Extracted data >>
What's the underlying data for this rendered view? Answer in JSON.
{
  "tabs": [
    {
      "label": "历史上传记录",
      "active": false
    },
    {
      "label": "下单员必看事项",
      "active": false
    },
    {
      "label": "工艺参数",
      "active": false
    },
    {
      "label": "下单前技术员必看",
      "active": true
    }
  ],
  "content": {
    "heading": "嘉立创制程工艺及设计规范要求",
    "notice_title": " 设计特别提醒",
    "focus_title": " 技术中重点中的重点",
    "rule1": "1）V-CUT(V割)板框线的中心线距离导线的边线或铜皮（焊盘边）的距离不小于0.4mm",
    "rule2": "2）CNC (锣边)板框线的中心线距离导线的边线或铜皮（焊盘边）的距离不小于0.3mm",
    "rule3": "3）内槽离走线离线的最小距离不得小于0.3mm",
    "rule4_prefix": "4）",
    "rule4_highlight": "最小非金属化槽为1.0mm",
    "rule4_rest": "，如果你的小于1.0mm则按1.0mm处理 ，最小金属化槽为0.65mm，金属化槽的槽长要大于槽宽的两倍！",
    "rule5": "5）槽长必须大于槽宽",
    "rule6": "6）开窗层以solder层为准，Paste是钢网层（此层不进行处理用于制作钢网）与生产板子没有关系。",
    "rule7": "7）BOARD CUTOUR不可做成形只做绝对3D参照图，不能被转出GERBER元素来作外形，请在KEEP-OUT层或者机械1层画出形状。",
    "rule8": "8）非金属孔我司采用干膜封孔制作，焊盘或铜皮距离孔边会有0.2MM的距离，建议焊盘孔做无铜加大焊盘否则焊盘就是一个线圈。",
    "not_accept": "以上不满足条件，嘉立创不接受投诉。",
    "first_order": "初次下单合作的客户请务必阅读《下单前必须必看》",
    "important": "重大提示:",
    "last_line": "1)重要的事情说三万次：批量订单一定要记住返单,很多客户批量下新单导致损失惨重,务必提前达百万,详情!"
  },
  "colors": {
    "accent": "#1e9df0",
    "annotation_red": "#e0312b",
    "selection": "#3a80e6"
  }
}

Work required >>
Provide an exact reproduction of all the entries shown above.

Response to the exercise >>
What's the underlying data for this rendered view? Answer in JSON.
{
  "tabs": [
    {
      "label": "历史上传记录",
      "active": false
    },
    {
      "label": "下单员必看事项",
      "active": false
    },
    {
      "label": "工艺参数",
      "active": false
    },
    {
      "label": "下单前技术员必看",
      "active": true
    }
  ],
  "content": {
    "heading": "嘉立创制程工艺及设计规范要求",
    "notice_title": " 设计特别提醒",
    "focus_title": " 技术中重点中的重点",
    "rule1": "1）V-CUT(V割)板框线的中心线距离导线的边线或铜皮（焊盘边）的距离不小于0.4mm",
    "rule2": "2）CNC (锣边)板框线的中心线距离导线的边线或铜皮（焊盘边）的距离不小于0.3mm",
    "rule3": "3）内槽离走线离线的最小距离不得小于0.3mm",
    "rule4_prefix": "4）",
    "rule4_highlight": "最小非金属化槽为1.0mm",
    "rule4_rest": "，如果你的小于1.0mm则按1.0mm处理 ，最小金属化槽为0.65mm，金属化槽的槽长要大于槽宽的两倍！",
    "rule5": "5）槽长必须大于槽宽",
    "rule6": "6）开窗层以solder层为准，Paste是钢网层（此层不进行处理用于制作钢网）与生产板子没有关系。",
    "rule7": "7）BOARD CUTOUR不可做成形只做绝对3D参照图，不能被转出GERBER元素来作外形，请在KEEP-OUT层或者机械1层画出形状。",
    "rule8": "8）非金属孔我司采用干膜封孔制作，焊盘或铜皮距离孔边会有0.2MM的距离，建议焊盘孔做无铜加大焊盘否则焊盘就是一个线圈。",
    "not_accept": "以上不满足条件，嘉立创不接受投诉。",
    "first_order": "初次下单合作的客户请务必阅读《下单前必须必看》",
    "important": "重大提示:",
    "last_line": "1)重要的事情说三万次：批量订单一定要记住返单,很多客户批量下新单导致损失惨重,务必提前达百万,详情!"
  },
  "colors": {
    "accent": "#1e9df0",
    "annotation_red": "#e0312b",
    "selection": "#3a80e6"
  }
}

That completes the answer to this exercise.